**Task**
Gather all lines in the entries that include the word "Average".

**Provided entries**
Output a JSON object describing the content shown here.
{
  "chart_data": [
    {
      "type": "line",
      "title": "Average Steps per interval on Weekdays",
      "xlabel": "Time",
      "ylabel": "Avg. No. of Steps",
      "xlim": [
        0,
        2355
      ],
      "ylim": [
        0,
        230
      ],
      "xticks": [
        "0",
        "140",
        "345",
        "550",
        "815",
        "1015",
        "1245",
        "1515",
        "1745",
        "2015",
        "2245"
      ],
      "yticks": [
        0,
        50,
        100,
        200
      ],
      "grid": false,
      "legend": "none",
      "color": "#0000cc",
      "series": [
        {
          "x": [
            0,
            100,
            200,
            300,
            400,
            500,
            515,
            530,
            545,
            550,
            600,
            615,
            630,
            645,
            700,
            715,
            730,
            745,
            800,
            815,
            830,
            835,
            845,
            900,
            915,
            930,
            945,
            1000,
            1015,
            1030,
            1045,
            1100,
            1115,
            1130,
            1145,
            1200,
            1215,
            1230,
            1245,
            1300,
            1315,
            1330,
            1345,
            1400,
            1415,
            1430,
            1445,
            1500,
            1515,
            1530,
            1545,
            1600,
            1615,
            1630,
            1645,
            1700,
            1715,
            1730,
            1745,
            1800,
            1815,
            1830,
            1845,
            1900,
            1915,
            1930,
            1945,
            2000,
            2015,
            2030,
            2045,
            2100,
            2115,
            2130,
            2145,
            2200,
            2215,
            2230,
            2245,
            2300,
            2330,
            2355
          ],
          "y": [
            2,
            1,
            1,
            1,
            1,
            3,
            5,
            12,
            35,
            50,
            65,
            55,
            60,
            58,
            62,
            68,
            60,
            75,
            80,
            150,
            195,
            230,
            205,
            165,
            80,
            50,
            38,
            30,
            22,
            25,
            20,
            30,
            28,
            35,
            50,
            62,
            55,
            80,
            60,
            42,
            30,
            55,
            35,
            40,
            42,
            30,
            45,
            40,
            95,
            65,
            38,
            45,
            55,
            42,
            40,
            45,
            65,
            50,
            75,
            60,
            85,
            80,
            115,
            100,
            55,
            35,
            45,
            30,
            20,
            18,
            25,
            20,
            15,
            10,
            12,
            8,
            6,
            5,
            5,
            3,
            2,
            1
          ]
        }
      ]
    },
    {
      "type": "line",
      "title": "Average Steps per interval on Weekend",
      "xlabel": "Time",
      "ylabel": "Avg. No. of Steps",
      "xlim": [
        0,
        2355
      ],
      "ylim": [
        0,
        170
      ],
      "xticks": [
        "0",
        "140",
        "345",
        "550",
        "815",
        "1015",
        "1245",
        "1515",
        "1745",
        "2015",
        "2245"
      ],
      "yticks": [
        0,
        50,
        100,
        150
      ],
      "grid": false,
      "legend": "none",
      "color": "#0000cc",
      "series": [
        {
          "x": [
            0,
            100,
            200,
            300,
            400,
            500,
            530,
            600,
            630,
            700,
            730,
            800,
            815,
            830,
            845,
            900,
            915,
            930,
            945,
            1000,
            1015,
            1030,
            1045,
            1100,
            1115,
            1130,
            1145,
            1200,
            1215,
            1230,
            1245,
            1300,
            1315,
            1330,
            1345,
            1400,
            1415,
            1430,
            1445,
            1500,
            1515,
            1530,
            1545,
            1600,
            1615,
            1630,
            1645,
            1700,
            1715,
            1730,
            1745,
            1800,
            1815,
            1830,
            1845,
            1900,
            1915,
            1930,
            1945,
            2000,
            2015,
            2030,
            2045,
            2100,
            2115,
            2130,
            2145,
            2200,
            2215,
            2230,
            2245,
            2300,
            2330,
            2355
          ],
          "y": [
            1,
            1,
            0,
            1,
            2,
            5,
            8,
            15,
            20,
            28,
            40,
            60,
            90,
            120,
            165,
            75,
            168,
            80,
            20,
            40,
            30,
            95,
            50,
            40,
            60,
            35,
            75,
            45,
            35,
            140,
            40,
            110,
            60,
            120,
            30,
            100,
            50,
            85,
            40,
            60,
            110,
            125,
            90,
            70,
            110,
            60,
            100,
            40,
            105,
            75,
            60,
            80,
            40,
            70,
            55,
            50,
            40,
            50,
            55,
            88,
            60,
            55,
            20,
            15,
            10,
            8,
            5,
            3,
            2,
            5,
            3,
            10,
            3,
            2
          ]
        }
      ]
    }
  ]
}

**Exercise result**
      "title": "Average Steps per interval on Weekdays",
      "title": "Average Steps per interval on Weekend",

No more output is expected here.